*Given data*.
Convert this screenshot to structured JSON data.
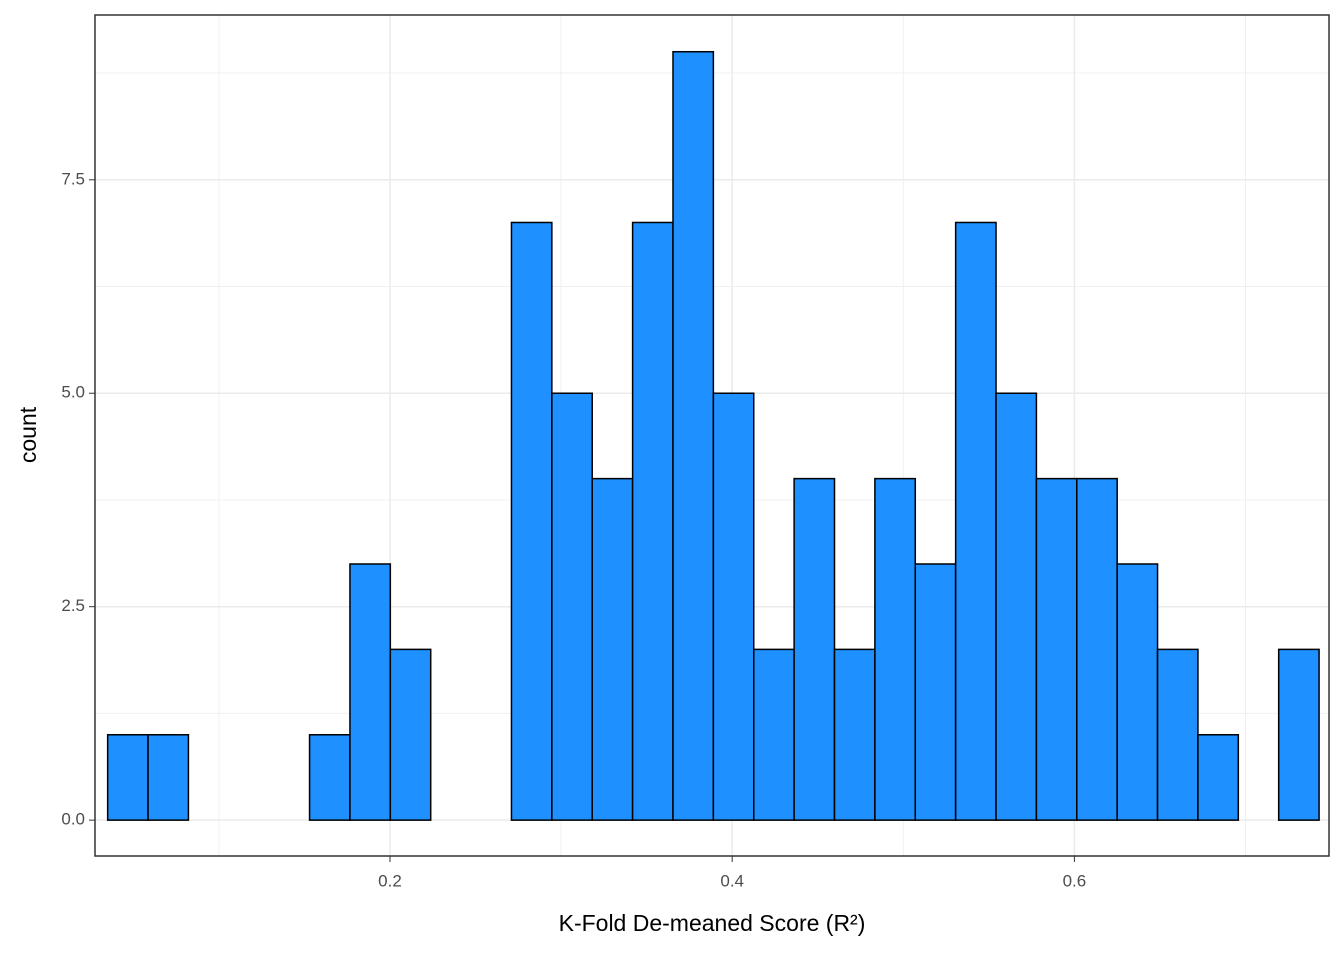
{
  "chart_data": {
    "type": "histogram",
    "x_label": "K-Fold De-meaned Score (R²)",
    "y_label": "count",
    "bins": [
      0.035,
      0.0586,
      0.0822,
      0.1058,
      0.1294,
      0.153,
      0.1766,
      0.2002,
      0.2238,
      0.2474,
      0.271,
      0.2946,
      0.3182,
      0.3418,
      0.3654,
      0.389,
      0.4126,
      0.4362,
      0.4598,
      0.4834,
      0.507,
      0.5306,
      0.5542,
      0.5778,
      0.6014,
      0.625,
      0.6486,
      0.6722,
      0.6958,
      0.7194,
      0.743
    ],
    "values": [
      1,
      1,
      0,
      0,
      0,
      1,
      3,
      2,
      0,
      0,
      7,
      5,
      4,
      7,
      9,
      5,
      2,
      4,
      2,
      4,
      3,
      7,
      5,
      4,
      4,
      3,
      2,
      1,
      0,
      2
    ],
    "color": "#1e90ff",
    "xlim": [
      0.0276,
      0.7488
    ],
    "ylim": [
      -0.42,
      9.43
    ],
    "xticks": [
      0.2,
      0.4,
      0.6
    ],
    "yticks": [
      {
        "value": 0,
        "label": "0.0"
      },
      2.5,
      {
        "value": 5,
        "label": "5.0"
      },
      7.5
    ],
    "grid": true
  }
}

*Task goal*.
Verbatim reproduction of every record is required; images are left out.

*Correct response*.
Convert this screenshot to structured JSON data.
{
  "chart_data": {
    "type": "histogram",
    "x_label": "K-Fold De-meaned Score (R²)",
    "y_label": "count",
    "bins": [
      0.035,
      0.0586,
      0.0822,
      0.1058,
      0.1294,
      0.153,
      0.1766,
      0.2002,
      0.2238,
      0.2474,
      0.271,
      0.2946,
      0.3182,
      0.3418,
      0.3654,
      0.389,
      0.4126,
      0.4362,
      0.4598,
      0.4834,
      0.507,
      0.5306,
      0.5542,
      0.5778,
      0.6014,
      0.625,
      0.6486,
      0.6722,
      0.6958,
      0.7194,
      0.743
    ],
    "values": [
      1,
      1,
      0,
      0,
      0,
      1,
      3,
      2,
      0,
      0,
      7,
      5,
      4,
      7,
      9,
      5,
      2,
      4,
      2,
      4,
      3,
      7,
      5,
      4,
      4,
      3,
      2,
      1,
      0,
      2
    ],
    "color": "#1e90ff",
    "xlim": [
      0.0276,
      0.7488
    ],
    "ylim": [
      -0.42,
      9.43
    ],
    "xticks": [
      0.2,
      0.4,
      0.6
    ],
    "yticks": [
      {
        "value": 0,
        "label": "0.0"
      },
      2.5,
      {
        "value": 5,
        "label": "5.0"
      },
      7.5
    ],
    "grid": true
  }
}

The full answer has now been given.